### [Task description]
From the listing, collect all lines containing the word "amount".

### [Dataset extract]
^^^^
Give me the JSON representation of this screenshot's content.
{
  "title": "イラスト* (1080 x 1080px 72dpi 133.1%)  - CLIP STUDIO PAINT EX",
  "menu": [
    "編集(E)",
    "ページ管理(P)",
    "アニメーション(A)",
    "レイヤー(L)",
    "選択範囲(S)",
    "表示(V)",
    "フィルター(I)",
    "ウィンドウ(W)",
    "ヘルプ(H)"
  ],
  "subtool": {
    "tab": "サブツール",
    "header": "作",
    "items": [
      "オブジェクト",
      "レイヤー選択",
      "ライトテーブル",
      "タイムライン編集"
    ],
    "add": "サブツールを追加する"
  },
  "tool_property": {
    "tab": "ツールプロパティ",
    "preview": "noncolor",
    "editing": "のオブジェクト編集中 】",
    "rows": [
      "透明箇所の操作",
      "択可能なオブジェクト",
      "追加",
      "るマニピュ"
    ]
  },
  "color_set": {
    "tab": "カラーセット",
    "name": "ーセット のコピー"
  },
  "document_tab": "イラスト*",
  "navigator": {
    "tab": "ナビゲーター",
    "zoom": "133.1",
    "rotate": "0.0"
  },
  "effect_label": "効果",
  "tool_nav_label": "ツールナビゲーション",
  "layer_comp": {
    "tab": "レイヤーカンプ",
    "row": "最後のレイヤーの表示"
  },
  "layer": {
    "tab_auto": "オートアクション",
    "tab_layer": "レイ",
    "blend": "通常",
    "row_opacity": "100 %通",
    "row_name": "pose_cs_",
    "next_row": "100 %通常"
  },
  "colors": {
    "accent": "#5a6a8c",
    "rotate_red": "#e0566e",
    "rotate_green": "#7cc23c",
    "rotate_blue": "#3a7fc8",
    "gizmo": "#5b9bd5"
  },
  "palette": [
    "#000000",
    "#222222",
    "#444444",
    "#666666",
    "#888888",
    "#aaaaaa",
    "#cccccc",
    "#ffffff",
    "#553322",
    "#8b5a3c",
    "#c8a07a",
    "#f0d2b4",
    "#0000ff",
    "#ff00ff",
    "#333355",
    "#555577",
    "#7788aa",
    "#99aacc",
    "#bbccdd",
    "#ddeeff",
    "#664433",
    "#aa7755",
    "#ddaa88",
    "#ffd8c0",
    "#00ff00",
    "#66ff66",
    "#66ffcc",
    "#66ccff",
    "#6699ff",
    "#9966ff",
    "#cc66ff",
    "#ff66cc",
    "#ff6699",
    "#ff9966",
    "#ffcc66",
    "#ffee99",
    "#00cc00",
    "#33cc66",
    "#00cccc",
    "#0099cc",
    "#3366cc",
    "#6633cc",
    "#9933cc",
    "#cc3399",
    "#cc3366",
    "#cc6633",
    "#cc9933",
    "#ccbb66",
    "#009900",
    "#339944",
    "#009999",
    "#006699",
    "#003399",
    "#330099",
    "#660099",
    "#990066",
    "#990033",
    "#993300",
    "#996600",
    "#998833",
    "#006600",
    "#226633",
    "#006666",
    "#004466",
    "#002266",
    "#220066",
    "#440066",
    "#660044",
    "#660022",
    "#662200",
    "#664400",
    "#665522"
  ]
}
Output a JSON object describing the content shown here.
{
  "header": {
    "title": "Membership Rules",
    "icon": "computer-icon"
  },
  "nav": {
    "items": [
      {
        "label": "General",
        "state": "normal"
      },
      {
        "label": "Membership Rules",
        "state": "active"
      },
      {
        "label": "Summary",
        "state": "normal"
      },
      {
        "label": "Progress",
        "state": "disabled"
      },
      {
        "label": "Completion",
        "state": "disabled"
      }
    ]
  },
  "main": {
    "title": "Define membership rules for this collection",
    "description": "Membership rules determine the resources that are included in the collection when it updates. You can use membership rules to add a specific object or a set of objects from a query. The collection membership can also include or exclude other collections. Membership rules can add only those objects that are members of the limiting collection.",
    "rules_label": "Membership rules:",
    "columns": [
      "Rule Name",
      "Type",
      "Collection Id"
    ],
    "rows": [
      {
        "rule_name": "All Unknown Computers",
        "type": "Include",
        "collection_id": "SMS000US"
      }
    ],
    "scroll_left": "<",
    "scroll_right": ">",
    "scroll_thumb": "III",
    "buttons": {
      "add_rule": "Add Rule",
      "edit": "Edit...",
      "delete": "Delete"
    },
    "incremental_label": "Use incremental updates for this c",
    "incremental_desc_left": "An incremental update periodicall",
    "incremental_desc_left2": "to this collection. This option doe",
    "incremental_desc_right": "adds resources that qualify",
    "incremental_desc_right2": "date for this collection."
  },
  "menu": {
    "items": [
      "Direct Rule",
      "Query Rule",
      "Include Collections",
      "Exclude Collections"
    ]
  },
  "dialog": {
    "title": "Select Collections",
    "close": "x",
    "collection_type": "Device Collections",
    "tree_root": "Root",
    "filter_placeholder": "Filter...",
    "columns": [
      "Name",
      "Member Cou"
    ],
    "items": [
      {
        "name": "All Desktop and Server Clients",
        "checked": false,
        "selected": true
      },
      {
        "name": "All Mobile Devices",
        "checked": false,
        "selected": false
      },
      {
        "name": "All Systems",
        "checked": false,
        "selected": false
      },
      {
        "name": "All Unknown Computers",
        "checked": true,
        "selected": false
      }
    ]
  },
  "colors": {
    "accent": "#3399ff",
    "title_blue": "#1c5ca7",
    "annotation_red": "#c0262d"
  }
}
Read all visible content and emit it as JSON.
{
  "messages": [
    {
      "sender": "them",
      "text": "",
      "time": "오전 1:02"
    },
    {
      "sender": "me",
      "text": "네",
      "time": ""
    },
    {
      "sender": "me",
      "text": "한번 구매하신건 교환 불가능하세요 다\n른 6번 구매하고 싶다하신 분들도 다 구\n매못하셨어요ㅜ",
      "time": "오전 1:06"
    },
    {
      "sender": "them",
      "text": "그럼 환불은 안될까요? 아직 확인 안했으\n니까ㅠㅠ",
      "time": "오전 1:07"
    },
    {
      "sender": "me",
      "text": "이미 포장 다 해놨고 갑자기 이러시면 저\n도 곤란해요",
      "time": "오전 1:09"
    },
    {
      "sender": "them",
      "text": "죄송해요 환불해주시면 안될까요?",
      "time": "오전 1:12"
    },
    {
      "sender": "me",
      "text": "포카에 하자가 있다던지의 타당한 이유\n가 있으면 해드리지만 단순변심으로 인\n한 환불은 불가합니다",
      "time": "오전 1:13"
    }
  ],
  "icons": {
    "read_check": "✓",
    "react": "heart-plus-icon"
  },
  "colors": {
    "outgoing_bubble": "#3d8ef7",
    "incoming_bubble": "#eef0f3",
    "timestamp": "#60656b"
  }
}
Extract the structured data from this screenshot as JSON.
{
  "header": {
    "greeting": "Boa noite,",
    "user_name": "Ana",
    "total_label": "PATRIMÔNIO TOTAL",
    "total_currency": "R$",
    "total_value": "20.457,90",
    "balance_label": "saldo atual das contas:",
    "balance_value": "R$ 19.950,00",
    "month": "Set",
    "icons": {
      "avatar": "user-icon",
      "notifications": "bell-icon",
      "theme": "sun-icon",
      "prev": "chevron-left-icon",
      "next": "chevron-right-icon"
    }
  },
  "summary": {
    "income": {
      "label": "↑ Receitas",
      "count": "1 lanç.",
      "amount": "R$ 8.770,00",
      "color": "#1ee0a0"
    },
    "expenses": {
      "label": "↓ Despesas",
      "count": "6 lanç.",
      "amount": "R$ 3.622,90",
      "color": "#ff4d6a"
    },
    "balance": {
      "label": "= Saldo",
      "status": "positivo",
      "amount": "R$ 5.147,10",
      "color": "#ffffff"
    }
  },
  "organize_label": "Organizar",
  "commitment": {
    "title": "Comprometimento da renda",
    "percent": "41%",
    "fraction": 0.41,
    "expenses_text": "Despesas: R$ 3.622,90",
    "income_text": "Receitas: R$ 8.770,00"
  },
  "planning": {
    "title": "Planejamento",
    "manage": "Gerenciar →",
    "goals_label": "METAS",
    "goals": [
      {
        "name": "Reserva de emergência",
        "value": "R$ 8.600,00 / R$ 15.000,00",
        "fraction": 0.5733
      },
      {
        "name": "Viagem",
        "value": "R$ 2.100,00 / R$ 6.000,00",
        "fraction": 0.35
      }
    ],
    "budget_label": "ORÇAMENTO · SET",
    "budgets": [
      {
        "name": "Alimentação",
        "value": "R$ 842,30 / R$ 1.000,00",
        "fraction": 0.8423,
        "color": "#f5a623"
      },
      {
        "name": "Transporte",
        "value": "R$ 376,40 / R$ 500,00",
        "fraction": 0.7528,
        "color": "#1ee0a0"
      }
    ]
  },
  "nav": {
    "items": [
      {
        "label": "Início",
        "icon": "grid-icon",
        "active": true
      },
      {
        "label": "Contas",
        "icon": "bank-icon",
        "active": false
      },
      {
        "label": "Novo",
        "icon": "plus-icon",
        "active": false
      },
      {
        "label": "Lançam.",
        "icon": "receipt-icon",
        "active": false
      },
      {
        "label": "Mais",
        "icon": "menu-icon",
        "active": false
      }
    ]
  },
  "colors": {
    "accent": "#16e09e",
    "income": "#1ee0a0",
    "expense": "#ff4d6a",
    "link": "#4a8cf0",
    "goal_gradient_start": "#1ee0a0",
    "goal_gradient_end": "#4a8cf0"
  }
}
^^^^
### [Worked answer]
      "amount": "R$ 8.770,00",
      "amount": "R$ 3.622,90",
      "amount": "R$ 5.147,10",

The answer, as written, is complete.